§ Task to complete
Could you write out the records below exactly as they appear?

=== Extracted records ===

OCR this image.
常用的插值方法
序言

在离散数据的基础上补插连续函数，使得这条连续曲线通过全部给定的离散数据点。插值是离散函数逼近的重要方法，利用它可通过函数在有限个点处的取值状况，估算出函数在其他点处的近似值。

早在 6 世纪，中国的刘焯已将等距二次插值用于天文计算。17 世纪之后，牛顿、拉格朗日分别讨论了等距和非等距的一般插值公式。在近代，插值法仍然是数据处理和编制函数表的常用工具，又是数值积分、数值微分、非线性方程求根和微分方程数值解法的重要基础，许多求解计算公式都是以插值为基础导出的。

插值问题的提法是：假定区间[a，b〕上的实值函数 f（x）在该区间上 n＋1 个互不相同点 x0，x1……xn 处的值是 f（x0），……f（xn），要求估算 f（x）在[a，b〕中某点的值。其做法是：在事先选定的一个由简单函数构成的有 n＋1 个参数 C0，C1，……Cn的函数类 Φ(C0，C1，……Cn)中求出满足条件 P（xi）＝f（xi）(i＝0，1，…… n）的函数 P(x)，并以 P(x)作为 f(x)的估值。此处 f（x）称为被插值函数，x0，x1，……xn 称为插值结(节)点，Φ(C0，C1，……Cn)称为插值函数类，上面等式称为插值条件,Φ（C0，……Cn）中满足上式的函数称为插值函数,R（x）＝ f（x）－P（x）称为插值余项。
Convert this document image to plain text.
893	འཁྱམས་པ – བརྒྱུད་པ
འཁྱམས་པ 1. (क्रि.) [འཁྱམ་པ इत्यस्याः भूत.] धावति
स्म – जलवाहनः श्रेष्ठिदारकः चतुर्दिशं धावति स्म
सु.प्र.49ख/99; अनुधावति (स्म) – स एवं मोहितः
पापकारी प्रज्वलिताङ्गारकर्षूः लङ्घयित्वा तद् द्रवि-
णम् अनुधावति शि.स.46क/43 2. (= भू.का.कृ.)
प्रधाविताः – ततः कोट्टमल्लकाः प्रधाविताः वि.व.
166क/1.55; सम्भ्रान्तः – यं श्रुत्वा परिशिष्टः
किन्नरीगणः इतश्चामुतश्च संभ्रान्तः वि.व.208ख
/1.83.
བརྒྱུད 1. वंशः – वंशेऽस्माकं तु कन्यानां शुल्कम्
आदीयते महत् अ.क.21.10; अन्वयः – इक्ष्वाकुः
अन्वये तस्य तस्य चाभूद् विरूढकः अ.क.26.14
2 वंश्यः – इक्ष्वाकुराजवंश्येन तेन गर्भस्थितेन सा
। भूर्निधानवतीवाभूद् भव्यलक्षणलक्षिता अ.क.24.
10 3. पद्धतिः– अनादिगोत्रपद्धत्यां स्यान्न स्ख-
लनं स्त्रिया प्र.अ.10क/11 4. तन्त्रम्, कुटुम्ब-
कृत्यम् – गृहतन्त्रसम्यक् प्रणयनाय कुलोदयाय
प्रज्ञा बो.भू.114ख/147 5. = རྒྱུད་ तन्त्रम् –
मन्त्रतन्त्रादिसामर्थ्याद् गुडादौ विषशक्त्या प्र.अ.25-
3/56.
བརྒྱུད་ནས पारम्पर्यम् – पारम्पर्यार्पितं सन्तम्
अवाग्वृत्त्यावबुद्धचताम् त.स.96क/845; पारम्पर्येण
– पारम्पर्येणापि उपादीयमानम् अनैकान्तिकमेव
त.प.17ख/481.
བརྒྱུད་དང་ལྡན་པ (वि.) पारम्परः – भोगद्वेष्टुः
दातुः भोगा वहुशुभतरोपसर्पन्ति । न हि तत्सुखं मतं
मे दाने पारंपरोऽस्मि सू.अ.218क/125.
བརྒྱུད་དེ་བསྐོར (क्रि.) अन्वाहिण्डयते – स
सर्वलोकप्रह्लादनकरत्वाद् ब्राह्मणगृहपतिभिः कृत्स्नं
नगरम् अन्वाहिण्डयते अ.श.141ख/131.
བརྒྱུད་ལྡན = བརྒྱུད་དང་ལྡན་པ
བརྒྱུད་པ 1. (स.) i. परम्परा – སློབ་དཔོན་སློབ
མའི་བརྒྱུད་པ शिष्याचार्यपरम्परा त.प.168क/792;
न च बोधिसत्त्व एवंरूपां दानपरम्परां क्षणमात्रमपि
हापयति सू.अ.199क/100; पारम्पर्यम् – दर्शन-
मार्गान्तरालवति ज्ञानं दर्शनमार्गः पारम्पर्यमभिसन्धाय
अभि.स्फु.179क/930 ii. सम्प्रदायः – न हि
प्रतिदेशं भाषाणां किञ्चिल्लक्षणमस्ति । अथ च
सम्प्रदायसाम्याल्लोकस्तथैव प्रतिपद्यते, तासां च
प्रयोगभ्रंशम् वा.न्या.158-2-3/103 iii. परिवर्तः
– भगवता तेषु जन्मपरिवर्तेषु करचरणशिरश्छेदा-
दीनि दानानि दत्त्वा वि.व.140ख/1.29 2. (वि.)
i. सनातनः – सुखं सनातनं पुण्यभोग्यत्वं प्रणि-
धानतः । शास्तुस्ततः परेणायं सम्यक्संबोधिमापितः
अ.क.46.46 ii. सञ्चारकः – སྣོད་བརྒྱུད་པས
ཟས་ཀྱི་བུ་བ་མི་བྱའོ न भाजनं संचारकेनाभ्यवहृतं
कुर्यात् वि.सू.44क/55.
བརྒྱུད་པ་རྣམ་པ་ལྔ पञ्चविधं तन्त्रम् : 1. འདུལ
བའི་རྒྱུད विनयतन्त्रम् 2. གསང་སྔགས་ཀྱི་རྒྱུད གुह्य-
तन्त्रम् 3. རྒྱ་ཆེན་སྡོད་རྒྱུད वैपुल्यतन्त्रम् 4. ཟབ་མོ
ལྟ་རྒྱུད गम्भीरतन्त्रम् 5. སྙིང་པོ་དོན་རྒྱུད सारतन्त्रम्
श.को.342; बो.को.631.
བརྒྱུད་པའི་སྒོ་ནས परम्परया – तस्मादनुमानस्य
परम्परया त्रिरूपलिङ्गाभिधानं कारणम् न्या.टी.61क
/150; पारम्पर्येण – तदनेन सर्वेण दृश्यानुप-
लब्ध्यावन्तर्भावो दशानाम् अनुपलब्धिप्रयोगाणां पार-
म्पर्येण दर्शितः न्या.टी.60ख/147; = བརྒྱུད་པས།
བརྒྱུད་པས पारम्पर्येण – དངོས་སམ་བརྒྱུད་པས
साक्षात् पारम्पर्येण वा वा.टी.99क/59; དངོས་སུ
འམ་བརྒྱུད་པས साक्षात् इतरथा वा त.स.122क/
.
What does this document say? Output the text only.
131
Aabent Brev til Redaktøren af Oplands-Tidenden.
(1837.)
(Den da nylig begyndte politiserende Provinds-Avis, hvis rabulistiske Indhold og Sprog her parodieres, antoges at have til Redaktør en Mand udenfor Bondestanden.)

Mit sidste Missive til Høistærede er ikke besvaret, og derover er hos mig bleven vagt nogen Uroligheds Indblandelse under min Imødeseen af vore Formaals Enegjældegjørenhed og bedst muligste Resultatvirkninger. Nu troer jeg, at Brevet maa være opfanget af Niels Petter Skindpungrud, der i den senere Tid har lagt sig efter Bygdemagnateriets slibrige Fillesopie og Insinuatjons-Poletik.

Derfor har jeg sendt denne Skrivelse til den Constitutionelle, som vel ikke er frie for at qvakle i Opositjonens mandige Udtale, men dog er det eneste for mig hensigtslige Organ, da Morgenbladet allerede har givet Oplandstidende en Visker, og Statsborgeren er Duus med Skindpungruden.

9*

===

§ Expected answer
OCR this image.
常用的插值方法
序言

在离散数据的基础上补插连续函数，使得这条连续曲线通过全部给定的离散数据点。插值是离散函数逼近的重要方法，利用它可通过函数在有限个点处的取值状况，估算出函数在其他点处的近似值。

早在 6 世纪，中国的刘焯已将等距二次插值用于天文计算。17 世纪之后，牛顿、拉格朗日分别讨论了等距和非等距的一般插值公式。在近代，插值法仍然是数据处理和编制函数表的常用工具，又是数值积分、数值微分、非线性方程求根和微分方程数值解法的重要基础，许多求解计算公式都是以插值为基础导出的。

插值问题的提法是：假定区间[a，b〕上的实值函数 f（x）在该区间上 n＋1 个互不相同点 x0，x1……xn 处的值是 f（x0），……f（xn），要求估算 f（x）在[a，b〕中某点的值。其做法是：在事先选定的一个由简单函数构成的有 n＋1 个参数 C0，C1，……Cn的函数类 Φ(C0，C1，……Cn)中求出满足条件 P（xi）＝f（xi）(i＝0，1，…… n）的函数 P(x)，并以 P(x)作为 f(x)的估值。此处 f（x）称为被插值函数，x0，x1，……xn 称为插值结(节)点，Φ(C0，C1，……Cn)称为插值函数类，上面等式称为插值条件,Φ（C0，……Cn）中满足上式的函数称为插值函数,R（x）＝ f（x）－P（x）称为插值余项。
Convert this document image to plain text.
893	འཁྱམས་པ – བརྒྱུད་པ
འཁྱམས་པ 1. (क्रि.) [འཁྱམ་པ इत्यस्याः भूत.] धावति
स्म – जलवाहनः श्रेष्ठिदारकः चतुर्दिशं धावति स्म
सु.प्र.49ख/99; अनुधावति (स्म) – स एवं मोहितः
पापकारी प्रज्वलिताङ्गारकर्षूः लङ्घयित्वा तद् द्रवि-
णम् अनुधावति शि.स.46क/43 2. (= भू.का.कृ.)
प्रधाविताः – ततः कोट्टमल्लकाः प्रधाविताः वि.व.
166क/1.55; सम्भ्रान्तः – यं श्रुत्वा परिशिष्टः
किन्नरीगणः इतश्चामुतश्च संभ्रान्तः वि.व.208ख
/1.83.
བརྒྱུད 1. वंशः – वंशेऽस्माकं तु कन्यानां शुल्कम्
आदीयते महत् अ.क.21.10; अन्वयः – इक्ष्वाकुः
अन्वये तस्य तस्य चाभूद् विरूढकः अ.क.26.14
2 वंश्यः – इक्ष्वाकुराजवंश्येन तेन गर्भस्थितेन सा
। भूर्निधानवतीवाभूद् भव्यलक्षणलक्षिता अ.क.24.
10 3. पद्धतिः– अनादिगोत्रपद्धत्यां स्यान्न स्ख-
लनं स्त्रिया प्र.अ.10क/11 4. तन्त्रम्, कुटुम्ब-
कृत्यम् – गृहतन्त्रसम्यक् प्रणयनाय कुलोदयाय
प्रज्ञा बो.भू.114ख/147 5. = རྒྱུད་ तन्त्रम् –
मन्त्रतन्त्रादिसामर्थ्याद् गुडादौ विषशक्त्या प्र.अ.25-
3/56.
བརྒྱུད་ནས पारम्पर्यम् – पारम्पर्यार्पितं सन्तम्
अवाग्वृत्त्यावबुद्धचताम् त.स.96क/845; पारम्पर्येण
– पारम्पर्येणापि उपादीयमानम् अनैकान्तिकमेव
त.प.17ख/481.
བརྒྱུད་དང་ལྡན་པ (वि.) पारम्परः – भोगद्वेष्टुः
दातुः भोगा वहुशुभतरोपसर्पन्ति । न हि तत्सुखं मतं
मे दाने पारंपरोऽस्मि सू.अ.218क/125.
བརྒྱུད་དེ་བསྐོར (क्रि.) अन्वाहिण्डयते – स
सर्वलोकप्रह्लादनकरत्वाद् ब्राह्मणगृहपतिभिः कृत्स्नं
नगरम् अन्वाहिण्डयते अ.श.141ख/131.
བརྒྱུད་ལྡན = བརྒྱུད་དང་ལྡན་པ
བརྒྱུད་པ 1. (स.) i. परम्परा – སློབ་དཔོན་སློབ
མའི་བརྒྱུད་པ शिष्याचार्यपरम्परा त.प.168क/792;
न च बोधिसत्त्व एवंरूपां दानपरम्परां क्षणमात्रमपि
हापयति सू.अ.199क/100; पारम्पर्यम् – दर्शन-
मार्गान्तरालवति ज्ञानं दर्शनमार्गः पारम्पर्यमभिसन्धाय
अभि.स्फु.179क/930 ii. सम्प्रदायः – न हि
प्रतिदेशं भाषाणां किञ्चिल्लक्षणमस्ति । अथ च
सम्प्रदायसाम्याल्लोकस्तथैव प्रतिपद्यते, तासां च
प्रयोगभ्रंशम् वा.न्या.158-2-3/103 iii. परिवर्तः
– भगवता तेषु जन्मपरिवर्तेषु करचरणशिरश्छेदा-
दीनि दानानि दत्त्वा वि.व.140ख/1.29 2. (वि.)
i. सनातनः – सुखं सनातनं पुण्यभोग्यत्वं प्रणि-
धानतः । शास्तुस्ततः परेणायं सम्यक्संबोधिमापितः
अ.क.46.46 ii. सञ्चारकः – སྣོད་བརྒྱུད་པས
ཟས་ཀྱི་བུ་བ་མི་བྱའོ न भाजनं संचारकेनाभ्यवहृतं
कुर्यात् वि.सू.44क/55.
བརྒྱུད་པ་རྣམ་པ་ལྔ पञ्चविधं तन्त्रम् : 1. འདུལ
བའི་རྒྱུད विनयतन्त्रम् 2. གསང་སྔགས་ཀྱི་རྒྱུད གुह्य-
तन्त्रम् 3. རྒྱ་ཆེན་སྡོད་རྒྱུད वैपुल्यतन्त्रम् 4. ཟབ་མོ
ལྟ་རྒྱུད गम्भीरतन्त्रम् 5. སྙིང་པོ་དོན་རྒྱུད सारतन्त्रम्
श.को.342; बो.को.631.
བརྒྱུད་པའི་སྒོ་ནས परम्परया – तस्मादनुमानस्य
परम्परया त्रिरूपलिङ्गाभिधानं कारणम् न्या.टी.61क
/150; पारम्पर्येण – तदनेन सर्वेण दृश्यानुप-
लब्ध्यावन्तर्भावो दशानाम् अनुपलब्धिप्रयोगाणां पार-
म्पर्येण दर्शितः न्या.टी.60ख/147; = བརྒྱུད་པས།
བརྒྱུད་པས पारम्पर्येण – དངོས་སམ་བརྒྱུད་པས
साक्षात् पारम्पर्येण वा वा.टी.99क/59; དངོས་སུ
འམ་བརྒྱུད་པས साक्षात् इतरथा वा त.स.122क/
.
What does this document say? Output the text only.
131
Aabent Brev til Redaktøren af Oplands-Tidenden.
(1837.)
(Den da nylig begyndte politiserende Provinds-Avis, hvis rabulistiske Indhold og Sprog her parodieres, antoges at have til Redaktør en Mand udenfor Bondestanden.)

Mit sidste Missive til Høistærede er ikke besvaret, og derover er hos mig bleven vagt nogen Uroligheds Indblandelse under min Imødeseen af vore Formaals Enegjældegjørenhed og bedst muligste Resultatvirkninger. Nu troer jeg, at Brevet maa være opfanget af Niels Petter Skindpungrud, der i den senere Tid har lagt sig efter Bygdemagnateriets slibrige Fillesopie og Insinuatjons-Poletik.

Derfor har jeg sendt denne Skrivelse til den Constitutionelle, som vel ikke er frie for at qvakle i Opositjonens mandige Udtale, men dog er det eneste for mig hensigtslige Organ, da Morgenbladet allerede har givet Oplandstidende en Visker, og Statsborgeren er Duus med Skindpungruden.

9*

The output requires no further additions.